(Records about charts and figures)

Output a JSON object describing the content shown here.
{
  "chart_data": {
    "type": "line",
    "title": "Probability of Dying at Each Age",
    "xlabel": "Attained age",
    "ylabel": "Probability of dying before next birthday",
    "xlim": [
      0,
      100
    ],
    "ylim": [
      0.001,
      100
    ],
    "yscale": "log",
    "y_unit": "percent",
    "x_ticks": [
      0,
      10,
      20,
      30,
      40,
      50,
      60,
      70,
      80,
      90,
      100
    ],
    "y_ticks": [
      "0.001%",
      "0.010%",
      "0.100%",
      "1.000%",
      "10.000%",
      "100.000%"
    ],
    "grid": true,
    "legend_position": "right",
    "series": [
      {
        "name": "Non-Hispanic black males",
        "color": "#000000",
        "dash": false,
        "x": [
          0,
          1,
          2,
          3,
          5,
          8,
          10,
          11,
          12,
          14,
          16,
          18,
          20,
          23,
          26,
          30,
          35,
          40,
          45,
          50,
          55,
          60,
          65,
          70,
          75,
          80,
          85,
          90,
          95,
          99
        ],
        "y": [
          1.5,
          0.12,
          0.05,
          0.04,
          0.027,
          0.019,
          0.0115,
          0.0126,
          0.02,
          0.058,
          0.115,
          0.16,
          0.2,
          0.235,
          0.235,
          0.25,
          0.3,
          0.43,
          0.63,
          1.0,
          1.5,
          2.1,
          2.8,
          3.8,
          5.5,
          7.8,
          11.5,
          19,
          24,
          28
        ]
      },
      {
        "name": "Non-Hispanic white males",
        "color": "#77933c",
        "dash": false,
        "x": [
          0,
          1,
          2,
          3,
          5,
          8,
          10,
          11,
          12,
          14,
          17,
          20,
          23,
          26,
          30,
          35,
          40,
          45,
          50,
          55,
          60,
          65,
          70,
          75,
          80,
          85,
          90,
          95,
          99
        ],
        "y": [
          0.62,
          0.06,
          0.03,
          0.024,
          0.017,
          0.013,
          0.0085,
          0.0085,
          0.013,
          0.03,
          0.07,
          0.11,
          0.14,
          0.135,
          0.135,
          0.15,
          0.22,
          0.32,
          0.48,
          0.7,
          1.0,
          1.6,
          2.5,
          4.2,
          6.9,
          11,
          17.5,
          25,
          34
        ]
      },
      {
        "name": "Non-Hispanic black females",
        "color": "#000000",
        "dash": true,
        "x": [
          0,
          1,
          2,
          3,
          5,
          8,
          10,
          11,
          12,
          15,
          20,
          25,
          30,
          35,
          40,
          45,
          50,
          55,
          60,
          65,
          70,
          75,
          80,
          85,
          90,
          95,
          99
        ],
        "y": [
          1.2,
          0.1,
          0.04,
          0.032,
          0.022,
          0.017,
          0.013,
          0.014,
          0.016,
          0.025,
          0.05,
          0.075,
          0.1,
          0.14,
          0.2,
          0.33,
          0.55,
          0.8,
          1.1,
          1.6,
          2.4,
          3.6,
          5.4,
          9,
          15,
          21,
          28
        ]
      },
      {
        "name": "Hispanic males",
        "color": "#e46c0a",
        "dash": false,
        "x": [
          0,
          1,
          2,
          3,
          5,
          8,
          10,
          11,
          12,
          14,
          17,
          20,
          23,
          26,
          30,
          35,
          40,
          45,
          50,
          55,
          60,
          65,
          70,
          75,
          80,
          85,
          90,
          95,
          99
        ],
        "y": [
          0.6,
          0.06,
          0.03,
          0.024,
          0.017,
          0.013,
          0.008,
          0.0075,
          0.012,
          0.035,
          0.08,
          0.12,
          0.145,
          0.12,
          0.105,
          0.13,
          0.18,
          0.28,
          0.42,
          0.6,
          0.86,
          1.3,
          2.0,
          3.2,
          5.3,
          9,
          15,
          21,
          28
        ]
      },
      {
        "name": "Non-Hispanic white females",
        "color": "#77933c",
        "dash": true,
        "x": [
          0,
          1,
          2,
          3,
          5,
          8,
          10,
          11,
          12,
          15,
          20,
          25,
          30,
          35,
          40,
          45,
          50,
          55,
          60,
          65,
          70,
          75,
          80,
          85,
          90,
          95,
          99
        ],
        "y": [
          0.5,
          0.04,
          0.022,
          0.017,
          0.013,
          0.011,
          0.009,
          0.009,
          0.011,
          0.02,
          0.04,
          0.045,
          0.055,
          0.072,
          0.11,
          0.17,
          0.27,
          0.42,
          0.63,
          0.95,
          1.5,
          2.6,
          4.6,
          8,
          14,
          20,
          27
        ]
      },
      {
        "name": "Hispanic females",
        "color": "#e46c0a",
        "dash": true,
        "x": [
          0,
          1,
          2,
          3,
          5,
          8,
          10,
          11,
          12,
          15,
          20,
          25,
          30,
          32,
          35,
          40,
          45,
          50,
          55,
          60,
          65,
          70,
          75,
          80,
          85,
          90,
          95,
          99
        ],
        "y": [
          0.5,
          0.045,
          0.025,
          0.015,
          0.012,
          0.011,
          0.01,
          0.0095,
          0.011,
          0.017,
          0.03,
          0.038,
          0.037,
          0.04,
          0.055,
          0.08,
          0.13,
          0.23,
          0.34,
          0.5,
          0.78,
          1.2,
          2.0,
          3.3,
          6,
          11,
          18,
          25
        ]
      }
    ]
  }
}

### [Given task]
Take the entries above and copy them out exactly.

### [Task response]
Output a JSON object describing the content shown here.
{
  "chart_data": {
    "type": "line",
    "title": "Probability of Dying at Each Age",
    "xlabel": "Attained age",
    "ylabel": "Probability of dying before next birthday",
    "xlim": [
      0,
      100
    ],
    "ylim": [
      0.001,
      100
    ],
    "yscale": "log",
    "y_unit": "percent",
    "x_ticks": [
      0,
      10,
      20,
      30,
      40,
      50,
      60,
      70,
      80,
      90,
      100
    ],
    "y_ticks": [
      "0.001%",
      "0.010%",
      "0.100%",
      "1.000%",
      "10.000%",
      "100.000%"
    ],
    "grid": true,
    "legend_position": "right",
    "series": [
      {
        "name": "Non-Hispanic black males",
        "color": "#000000",
        "dash": false,
        "x": [
          0,
          1,
          2,
          3,
          5,
          8,
          10,
          11,
          12,
          14,
          16,
          18,
          20,
          23,
          26,
          30,
          35,
          40,
          45,
          50,
          55,
          60,
          65,
          70,
          75,
          80,
          85,
          90,
          95,
          99
        ],
        "y": [
          1.5,
          0.12,
          0.05,
          0.04,
          0.027,
          0.019,
          0.0115,
          0.0126,
          0.02,
          0.058,
          0.115,
          0.16,
          0.2,
          0.235,
          0.235,
          0.25,
          0.3,
          0.43,
          0.63,
          1.0,
          1.5,
          2.1,
          2.8,
          3.8,
          5.5,
          7.8,
          11.5,
          19,
          24,
          28
        ]
      },
      {
        "name": "Non-Hispanic white males",
        "color": "#77933c",
        "dash": false,
        "x": [
          0,
          1,
          2,
          3,
          5,
          8,
          10,
          11,
          12,
          14,
          17,
          20,
          23,
          26,
          30,
          35,
          40,
          45,
          50,
          55,
          60,
          65,
          70,
          75,
          80,
          85,
          90,
          95,
          99
        ],
        "y": [
          0.62,
          0.06,
          0.03,
          0.024,
          0.017,
          0.013,
          0.0085,
          0.0085,
          0.013,
          0.03,
          0.07,
          0.11,
          0.14,
          0.135,
          0.135,
          0.15,
          0.22,
          0.32,
          0.48,
          0.7,
          1.0,
          1.6,
          2.5,
          4.2,
          6.9,
          11,
          17.5,
          25,
          34
        ]
      },
      {
        "name": "Non-Hispanic black females",
        "color": "#000000",
        "dash": true,
        "x": [
          0,
          1,
          2,
          3,
          5,
          8,
          10,
          11,
          12,
          15,
          20,
          25,
          30,
          35,
          40,
          45,
          50,
          55,
          60,
          65,
          70,
          75,
          80,
          85,
          90,
          95,
          99
        ],
        "y": [
          1.2,
          0.1,
          0.04,
          0.032,
          0.022,
          0.017,
          0.013,
          0.014,
          0.016,
          0.025,
          0.05,
          0.075,
          0.1,
          0.14,
          0.2,
          0.33,
          0.55,
          0.8,
          1.1,
          1.6,
          2.4,
          3.6,
          5.4,
          9,
          15,
          21,
          28
        ]
      },
      {
        "name": "Hispanic males",
        "color": "#e46c0a",
        "dash": false,
        "x": [
          0,
          1,
          2,
          3,
          5,
          8,
          10,
          11,
          12,
          14,
          17,
          20,
          23,
          26,
          30,
          35,
          40,
          45,
          50,
          55,
          60,
          65,
          70,
          75,
          80,
          85,
          90,
          95,
          99
        ],
        "y": [
          0.6,
          0.06,
          0.03,
          0.024,
          0.017,
          0.013,
          0.008,
          0.0075,
          0.012,
          0.035,
          0.08,
          0.12,
          0.145,
          0.12,
          0.105,
          0.13,
          0.18,
          0.28,
          0.42,
          0.6,
          0.86,
          1.3,
          2.0,
          3.2,
          5.3,
          9,
          15,
          21,
          28
        ]
      },
      {
        "name": "Non-Hispanic white females",
        "color": "#77933c",
        "dash": true,
        "x": [
          0,
          1,
          2,
          3,
          5,
          8,
          10,
          11,
          12,
          15,
          20,
          25,
          30,
          35,
          40,
          45,
          50,
          55,
          60,
          65,
          70,
          75,
          80,
          85,
          90,
          95,
          99
        ],
        "y": [
          0.5,
          0.04,
          0.022,
          0.017,
          0.013,
          0.011,
          0.009,
          0.009,
          0.011,
          0.02,
          0.04,
          0.045,
          0.055,
          0.072,
          0.11,
          0.17,
          0.27,
          0.42,
          0.63,
          0.95,
          1.5,
          2.6,
          4.6,
          8,
          14,
          20,
          27
        ]
      },
      {
        "name": "Hispanic females",
        "color": "#e46c0a",
        "dash": true,
        "x": [
          0,
          1,
          2,
          3,
          5,
          8,
          10,
          11,
          12,
          15,
          20,
          25,
          30,
          32,
          35,
          40,
          45,
          50,
          55,
          60,
          65,
          70,
          75,
          80,
          85,
          90,
          95,
          99
        ],
        "y": [
          0.5,
          0.045,
          0.025,
          0.015,
          0.012,
          0.011,
          0.01,
          0.0095,
          0.011,
          0.017,
          0.03,
          0.038,
          0.037,
          0.04,
          0.055,
          0.08,
          0.13,
          0.23,
          0.34,
          0.5,
          0.78,
          1.2,
          2.0,
          3.3,
          6,
          11,
          18,
          25
        ]
      }
    ]
  }
}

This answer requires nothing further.